--- begin Data lines ---
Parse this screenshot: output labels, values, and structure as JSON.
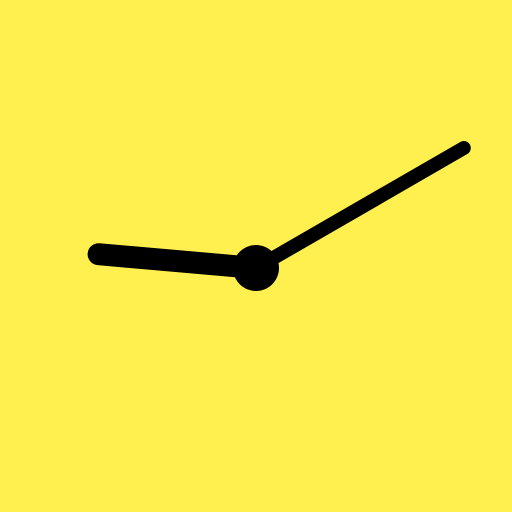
{
  "clock": {
    "time": {
      "hours": 9,
      "minutes": 10
    },
    "colors": {
      "background": "#fff04f",
      "hands": "#000000"
    },
    "icons": {
      "hour_hand": "hour-hand-icon",
      "minute_hand": "minute-hand-icon",
      "center_pin": "center-pin-icon"
    }
  }
}
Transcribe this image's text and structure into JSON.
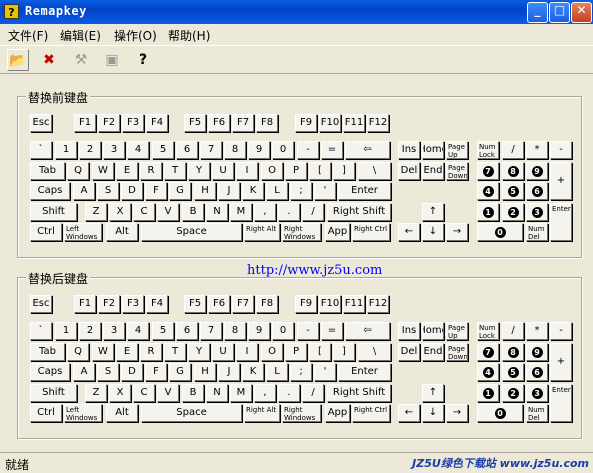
{
  "window": {
    "title": "Remapkey",
    "icon": "question-icon",
    "minimize": "_",
    "maximize": "□",
    "close": "✕"
  },
  "menu": [
    "文件(F)",
    "编辑(E)",
    "操作(O)",
    "帮助(H)"
  ],
  "toolbar": [
    {
      "name": "open-icon",
      "glyph": "📂"
    },
    {
      "name": "delete-icon",
      "glyph": "❌"
    },
    {
      "name": "remap-icon",
      "glyph": "🔨"
    },
    {
      "name": "save-icon",
      "glyph": "▣"
    },
    {
      "name": "help-icon",
      "glyph": "?"
    }
  ],
  "before_group": {
    "label": "替换前键盘"
  },
  "after_group": {
    "label": "替换后键盘"
  },
  "url": "http://www.jz5u.com",
  "status": {
    "text": "就绪",
    "watermark": "JZ5U绿色下载站 www.jz5u.com"
  },
  "keys": {
    "esc": "Esc",
    "f1": "F1",
    "f2": "F2",
    "f3": "F3",
    "f4": "F4",
    "f5": "F5",
    "f6": "F6",
    "f7": "F7",
    "f8": "F8",
    "f9": "F9",
    "f10": "F10",
    "f11": "F11",
    "f12": "F12",
    "grave": "`",
    "k1": "1",
    "k2": "2",
    "k3": "3",
    "k4": "4",
    "k5": "5",
    "k6": "6",
    "k7": "7",
    "k8": "8",
    "k9": "9",
    "k0": "0",
    "minus": "-",
    "equal": "=",
    "backspace": "⇦",
    "tab": "Tab",
    "q": "Q",
    "w": "W",
    "e": "E",
    "r": "R",
    "t": "T",
    "y": "Y",
    "u": "U",
    "i": "I",
    "o": "O",
    "p": "P",
    "lbracket": "[",
    "rbracket": "]",
    "backslash": "\\",
    "caps": "Caps",
    "a": "A",
    "s": "S",
    "d": "D",
    "f": "F",
    "g": "G",
    "h": "H",
    "j": "J",
    "k": "K",
    "l": "L",
    "semicolon": ";",
    "quote": "'",
    "enter": "Enter",
    "shift": "Shift",
    "z": "Z",
    "x": "X",
    "c": "C",
    "v": "V",
    "b": "B",
    "n": "N",
    "m": "M",
    "comma": ",",
    "period": ".",
    "slash": "/",
    "rshift": "Right Shift",
    "ctrl": "Ctrl",
    "lwin": "Left Windows",
    "alt": "Alt",
    "space": "Space",
    "ralt": "Right Alt",
    "rwin": "Right Windows",
    "app": "App",
    "rctrl": "Right Ctrl",
    "ins": "Ins",
    "home": "Home",
    "pgup": "Page Up",
    "del": "Del",
    "end": "End",
    "pgdn": "Page Down",
    "up": "↑",
    "left": "←",
    "down": "↓",
    "right": "→",
    "numlock": "Num Lock",
    "ndiv": "/",
    "nmul": "*",
    "nsub": "-",
    "n7": "7",
    "n8": "8",
    "n9": "9",
    "nadd": "+",
    "n4": "4",
    "n5": "5",
    "n6": "6",
    "n1": "1",
    "n2": "2",
    "n3": "3",
    "nenter": "Enter",
    "n0": "0",
    "ndel": "Num Del"
  }
}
--- end Data lines ---
Go through the material and copy out every line with "structure" in it.

The completed task ▸
Parse this screenshot: output labels, values, and structure as JSON.
Transcribe this image's text and structure into JSON.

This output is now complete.